Written request: Return all entries precisely as they stand, without the images.
++++++++++++++++++++
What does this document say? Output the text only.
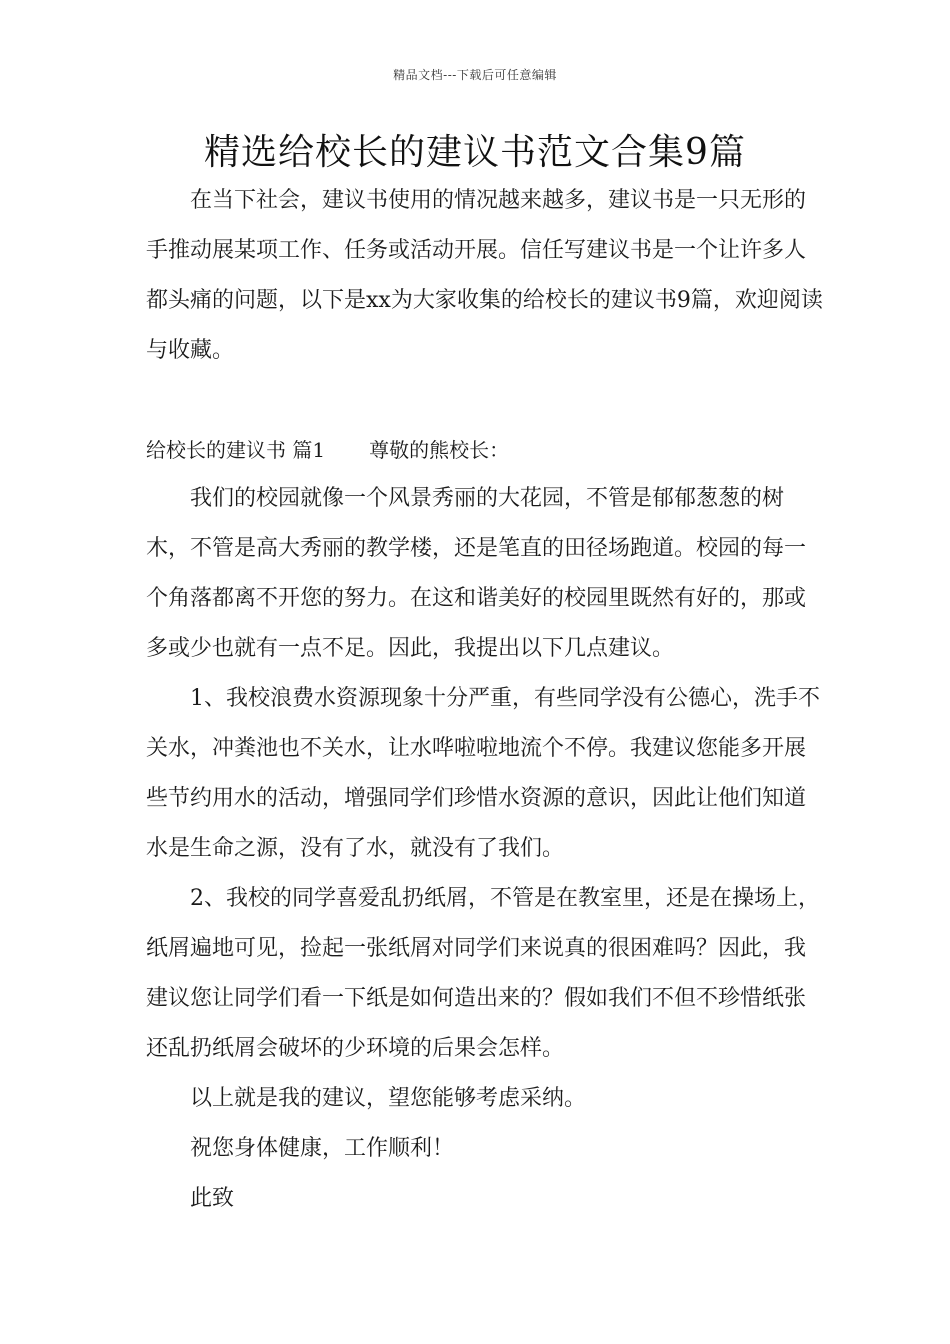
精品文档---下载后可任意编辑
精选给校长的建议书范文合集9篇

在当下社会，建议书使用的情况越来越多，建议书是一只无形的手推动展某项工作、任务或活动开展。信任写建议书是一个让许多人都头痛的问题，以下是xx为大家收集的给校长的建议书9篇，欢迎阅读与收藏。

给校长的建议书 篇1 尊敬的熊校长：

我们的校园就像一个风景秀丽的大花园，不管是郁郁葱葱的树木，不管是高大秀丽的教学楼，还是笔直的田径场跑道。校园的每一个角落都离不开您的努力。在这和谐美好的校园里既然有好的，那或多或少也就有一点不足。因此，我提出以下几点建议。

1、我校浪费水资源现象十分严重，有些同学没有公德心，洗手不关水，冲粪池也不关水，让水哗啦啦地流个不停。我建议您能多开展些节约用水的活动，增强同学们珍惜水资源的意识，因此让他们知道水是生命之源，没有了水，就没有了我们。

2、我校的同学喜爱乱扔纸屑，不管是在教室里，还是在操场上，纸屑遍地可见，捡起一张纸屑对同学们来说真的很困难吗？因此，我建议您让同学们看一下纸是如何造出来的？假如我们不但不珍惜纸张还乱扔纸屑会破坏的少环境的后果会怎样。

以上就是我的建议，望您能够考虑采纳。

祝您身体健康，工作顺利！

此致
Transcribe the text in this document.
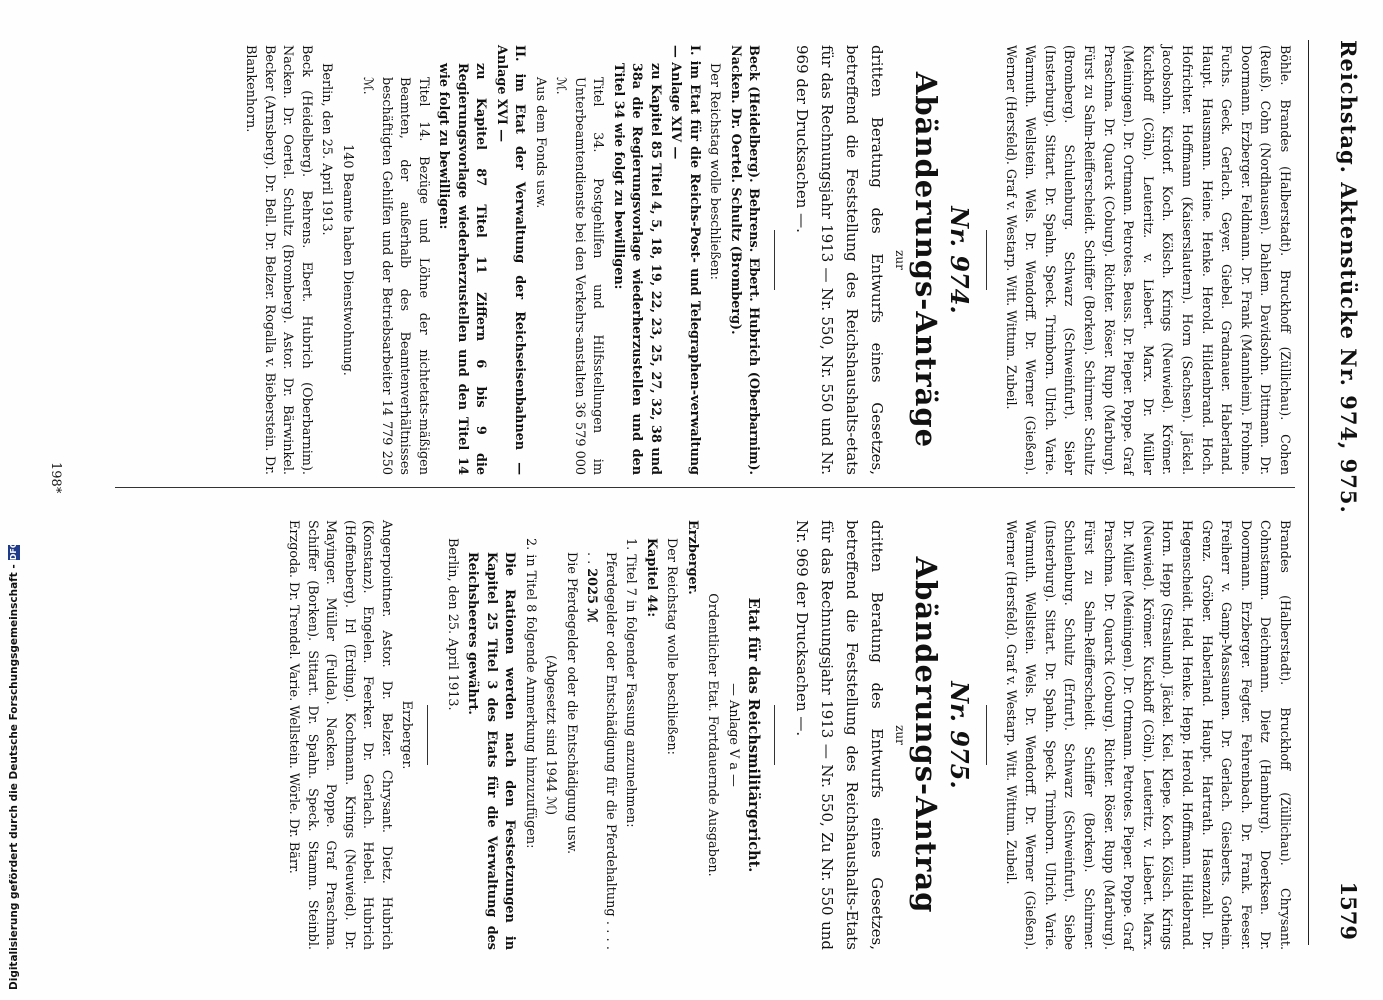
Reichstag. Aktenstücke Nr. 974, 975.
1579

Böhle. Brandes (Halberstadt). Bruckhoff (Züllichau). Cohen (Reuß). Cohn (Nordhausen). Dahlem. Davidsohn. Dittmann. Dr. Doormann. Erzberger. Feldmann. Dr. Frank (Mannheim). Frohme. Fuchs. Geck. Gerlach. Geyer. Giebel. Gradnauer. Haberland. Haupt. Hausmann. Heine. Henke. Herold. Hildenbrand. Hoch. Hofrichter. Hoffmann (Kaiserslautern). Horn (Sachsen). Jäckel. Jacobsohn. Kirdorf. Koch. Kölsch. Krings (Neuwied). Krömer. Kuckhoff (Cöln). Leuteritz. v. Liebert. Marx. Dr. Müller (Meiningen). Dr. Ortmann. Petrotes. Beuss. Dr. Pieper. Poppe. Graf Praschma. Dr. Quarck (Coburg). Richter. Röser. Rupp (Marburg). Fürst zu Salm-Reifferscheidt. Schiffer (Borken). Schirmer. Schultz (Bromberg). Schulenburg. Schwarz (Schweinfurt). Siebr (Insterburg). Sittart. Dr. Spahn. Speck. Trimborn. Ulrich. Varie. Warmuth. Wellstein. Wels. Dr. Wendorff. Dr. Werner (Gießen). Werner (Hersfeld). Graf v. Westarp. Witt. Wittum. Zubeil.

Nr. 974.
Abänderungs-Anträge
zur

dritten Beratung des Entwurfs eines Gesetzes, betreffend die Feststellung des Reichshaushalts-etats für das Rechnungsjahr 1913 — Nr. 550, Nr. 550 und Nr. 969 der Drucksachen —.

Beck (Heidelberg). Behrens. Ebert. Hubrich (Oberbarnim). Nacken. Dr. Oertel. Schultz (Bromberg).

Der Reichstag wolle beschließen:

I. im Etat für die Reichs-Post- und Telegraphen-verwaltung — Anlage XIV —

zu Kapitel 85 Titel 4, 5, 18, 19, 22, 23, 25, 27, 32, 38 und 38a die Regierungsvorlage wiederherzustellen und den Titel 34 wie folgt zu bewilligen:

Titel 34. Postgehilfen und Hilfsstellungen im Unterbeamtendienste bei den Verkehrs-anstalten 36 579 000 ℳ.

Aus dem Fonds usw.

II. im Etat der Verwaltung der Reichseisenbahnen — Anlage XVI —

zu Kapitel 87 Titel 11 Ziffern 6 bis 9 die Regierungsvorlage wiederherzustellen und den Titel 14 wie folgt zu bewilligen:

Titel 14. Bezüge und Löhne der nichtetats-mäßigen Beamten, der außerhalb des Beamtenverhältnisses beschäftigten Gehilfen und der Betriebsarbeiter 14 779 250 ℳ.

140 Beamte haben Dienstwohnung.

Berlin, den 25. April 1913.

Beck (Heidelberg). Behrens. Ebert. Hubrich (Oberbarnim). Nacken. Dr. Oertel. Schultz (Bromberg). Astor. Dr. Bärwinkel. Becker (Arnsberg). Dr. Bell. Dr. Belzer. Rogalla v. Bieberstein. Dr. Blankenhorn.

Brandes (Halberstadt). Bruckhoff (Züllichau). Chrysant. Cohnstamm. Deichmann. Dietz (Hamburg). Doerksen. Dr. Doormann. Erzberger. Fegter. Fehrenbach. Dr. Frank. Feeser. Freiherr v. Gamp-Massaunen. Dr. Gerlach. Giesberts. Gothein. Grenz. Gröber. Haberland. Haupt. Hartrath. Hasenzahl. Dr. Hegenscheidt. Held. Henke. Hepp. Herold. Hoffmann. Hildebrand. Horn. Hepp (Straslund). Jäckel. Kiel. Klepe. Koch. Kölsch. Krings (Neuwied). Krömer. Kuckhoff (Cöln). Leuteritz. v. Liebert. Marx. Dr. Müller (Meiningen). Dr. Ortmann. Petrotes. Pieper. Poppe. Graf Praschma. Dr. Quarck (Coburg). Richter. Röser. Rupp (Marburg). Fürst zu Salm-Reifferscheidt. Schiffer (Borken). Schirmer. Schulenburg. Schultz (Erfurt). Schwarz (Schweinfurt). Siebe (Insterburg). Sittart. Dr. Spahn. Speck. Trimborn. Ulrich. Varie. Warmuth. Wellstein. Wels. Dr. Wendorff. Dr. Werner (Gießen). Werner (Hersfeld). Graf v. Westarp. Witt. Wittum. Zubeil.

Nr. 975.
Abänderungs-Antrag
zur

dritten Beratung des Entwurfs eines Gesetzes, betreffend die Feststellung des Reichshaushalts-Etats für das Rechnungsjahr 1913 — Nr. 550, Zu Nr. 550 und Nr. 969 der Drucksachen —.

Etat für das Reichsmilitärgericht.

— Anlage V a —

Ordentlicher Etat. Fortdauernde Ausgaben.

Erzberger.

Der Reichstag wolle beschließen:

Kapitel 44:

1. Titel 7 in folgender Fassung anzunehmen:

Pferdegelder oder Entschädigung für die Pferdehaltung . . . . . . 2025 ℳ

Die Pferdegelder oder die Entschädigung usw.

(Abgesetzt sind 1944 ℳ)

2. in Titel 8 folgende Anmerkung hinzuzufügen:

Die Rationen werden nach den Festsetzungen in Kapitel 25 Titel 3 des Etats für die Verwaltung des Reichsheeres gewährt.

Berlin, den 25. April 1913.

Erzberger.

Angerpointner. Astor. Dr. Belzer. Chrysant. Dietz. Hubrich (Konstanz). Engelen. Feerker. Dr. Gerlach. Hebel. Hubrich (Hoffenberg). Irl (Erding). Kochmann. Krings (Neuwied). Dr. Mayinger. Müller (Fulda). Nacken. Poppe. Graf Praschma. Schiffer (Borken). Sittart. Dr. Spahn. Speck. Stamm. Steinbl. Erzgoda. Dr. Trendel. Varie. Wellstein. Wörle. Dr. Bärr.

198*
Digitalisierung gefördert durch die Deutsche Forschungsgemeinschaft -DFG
++++++++++++++++++++
Problem solution:
What does this document say? Output the text only.
精品文档---下载后可任意编辑
精选给校长的建议书范文合集9篇

在当下社会，建议书使用的情况越来越多，建议书是一只无形的手推动展某项工作、任务或活动开展。信任写建议书是一个让许多人都头痛的问题，以下是xx为大家收集的给校长的建议书9篇，欢迎阅读与收藏。

给校长的建议书 篇1 尊敬的熊校长：

我们的校园就像一个风景秀丽的大花园，不管是郁郁葱葱的树木，不管是高大秀丽的教学楼，还是笔直的田径场跑道。校园的每一个角落都离不开您的努力。在这和谐美好的校园里既然有好的，那或多或少也就有一点不足。因此，我提出以下几点建议。

1、我校浪费水资源现象十分严重，有些同学没有公德心，洗手不关水，冲粪池也不关水，让水哗啦啦地流个不停。我建议您能多开展些节约用水的活动，增强同学们珍惜水资源的意识，因此让他们知道水是生命之源，没有了水，就没有了我们。

2、我校的同学喜爱乱扔纸屑，不管是在教室里，还是在操场上，纸屑遍地可见，捡起一张纸屑对同学们来说真的很困难吗？因此，我建议您让同学们看一下纸是如何造出来的？假如我们不但不珍惜纸张还乱扔纸屑会破坏的少环境的后果会怎样。

以上就是我的建议，望您能够考虑采纳。

祝您身体健康，工作顺利！

此致
Transcribe the text in this document.
Reichstag. Aktenstücke Nr. 974, 975.
1579

Böhle. Brandes (Halberstadt). Bruckhoff (Züllichau). Cohen (Reuß). Cohn (Nordhausen). Dahlem. Davidsohn. Dittmann. Dr. Doormann. Erzberger. Feldmann. Dr. Frank (Mannheim). Frohme. Fuchs. Geck. Gerlach. Geyer. Giebel. Gradnauer. Haberland. Haupt. Hausmann. Heine. Henke. Herold. Hildenbrand. Hoch. Hofrichter. Hoffmann (Kaiserslautern). Horn (Sachsen). Jäckel. Jacobsohn. Kirdorf. Koch. Kölsch. Krings (Neuwied). Krömer. Kuckhoff (Cöln). Leuteritz. v. Liebert. Marx. Dr. Müller (Meiningen). Dr. Ortmann. Petrotes. Beuss. Dr. Pieper. Poppe. Graf Praschma. Dr. Quarck (Coburg). Richter. Röser. Rupp (Marburg). Fürst zu Salm-Reifferscheidt. Schiffer (Borken). Schirmer. Schultz (Bromberg). Schulenburg. Schwarz (Schweinfurt). Siebr (Insterburg). Sittart. Dr. Spahn. Speck. Trimborn. Ulrich. Varie. Warmuth. Wellstein. Wels. Dr. Wendorff. Dr. Werner (Gießen). Werner (Hersfeld). Graf v. Westarp. Witt. Wittum. Zubeil.

Nr. 974.
Abänderungs-Anträge
zur

dritten Beratung des Entwurfs eines Gesetzes, betreffend die Feststellung des Reichshaushalts-etats für das Rechnungsjahr 1913 — Nr. 550, Nr. 550 und Nr. 969 der Drucksachen —.

Beck (Heidelberg). Behrens. Ebert. Hubrich (Oberbarnim). Nacken. Dr. Oertel. Schultz (Bromberg).

Der Reichstag wolle beschließen:

I. im Etat für die Reichs-Post- und Telegraphen-verwaltung — Anlage XIV —

zu Kapitel 85 Titel 4, 5, 18, 19, 22, 23, 25, 27, 32, 38 und 38a die Regierungsvorlage wiederherzustellen und den Titel 34 wie folgt zu bewilligen:

Titel 34. Postgehilfen und Hilfsstellungen im Unterbeamtendienste bei den Verkehrs-anstalten 36 579 000 ℳ.

Aus dem Fonds usw.

II. im Etat der Verwaltung der Reichseisenbahnen — Anlage XVI —

zu Kapitel 87 Titel 11 Ziffern 6 bis 9 die Regierungsvorlage wiederherzustellen und den Titel 14 wie folgt zu bewilligen:

Titel 14. Bezüge und Löhne der nichtetats-mäßigen Beamten, der außerhalb des Beamtenverhältnisses beschäftigten Gehilfen und der Betriebsarbeiter 14 779 250 ℳ.

140 Beamte haben Dienstwohnung.

Berlin, den 25. April 1913.

Beck (Heidelberg). Behrens. Ebert. Hubrich (Oberbarnim). Nacken. Dr. Oertel. Schultz (Bromberg). Astor. Dr. Bärwinkel. Becker (Arnsberg). Dr. Bell. Dr. Belzer. Rogalla v. Bieberstein. Dr. Blankenhorn.

Brandes (Halberstadt). Bruckhoff (Züllichau). Chrysant. Cohnstamm. Deichmann. Dietz (Hamburg). Doerksen. Dr. Doormann. Erzberger. Fegter. Fehrenbach. Dr. Frank. Feeser. Freiherr v. Gamp-Massaunen. Dr. Gerlach. Giesberts. Gothein. Grenz. Gröber. Haberland. Haupt. Hartrath. Hasenzahl. Dr. Hegenscheidt. Held. Henke. Hepp. Herold. Hoffmann. Hildebrand. Horn. Hepp (Straslund). Jäckel. Kiel. Klepe. Koch. Kölsch. Krings (Neuwied). Krömer. Kuckhoff (Cöln). Leuteritz. v. Liebert. Marx. Dr. Müller (Meiningen). Dr. Ortmann. Petrotes. Pieper. Poppe. Graf Praschma. Dr. Quarck (Coburg). Richter. Röser. Rupp (Marburg). Fürst zu Salm-Reifferscheidt. Schiffer (Borken). Schirmer. Schulenburg. Schultz (Erfurt). Schwarz (Schweinfurt). Siebe (Insterburg). Sittart. Dr. Spahn. Speck. Trimborn. Ulrich. Varie. Warmuth. Wellstein. Wels. Dr. Wendorff. Dr. Werner (Gießen). Werner (Hersfeld). Graf v. Westarp. Witt. Wittum. Zubeil.

Nr. 975.
Abänderungs-Antrag
zur

dritten Beratung des Entwurfs eines Gesetzes, betreffend die Feststellung des Reichshaushalts-Etats für das Rechnungsjahr 1913 — Nr. 550, Zu Nr. 550 und Nr. 969 der Drucksachen —.

Etat für das Reichsmilitärgericht.

— Anlage V a —

Ordentlicher Etat. Fortdauernde Ausgaben.

Erzberger.

Der Reichstag wolle beschließen:

Kapitel 44:

1. Titel 7 in folgender Fassung anzunehmen:

Pferdegelder oder Entschädigung für die Pferdehaltung . . . . . . 2025 ℳ

Die Pferdegelder oder die Entschädigung usw.

(Abgesetzt sind 1944 ℳ)

2. in Titel 8 folgende Anmerkung hinzuzufügen:

Die Rationen werden nach den Festsetzungen in Kapitel 25 Titel 3 des Etats für die Verwaltung des Reichsheeres gewährt.

Berlin, den 25. April 1913.

Erzberger.

Angerpointner. Astor. Dr. Belzer. Chrysant. Dietz. Hubrich (Konstanz). Engelen. Feerker. Dr. Gerlach. Hebel. Hubrich (Hoffenberg). Irl (Erding). Kochmann. Krings (Neuwied). Dr. Mayinger. Müller (Fulda). Nacken. Poppe. Graf Praschma. Schiffer (Borken). Sittart. Dr. Spahn. Speck. Stamm. Steinbl. Erzgoda. Dr. Trendel. Varie. Wellstein. Wörle. Dr. Bärr.

198*
Digitalisierung gefördert durch die Deutsche Forschungsgemeinschaft -DFG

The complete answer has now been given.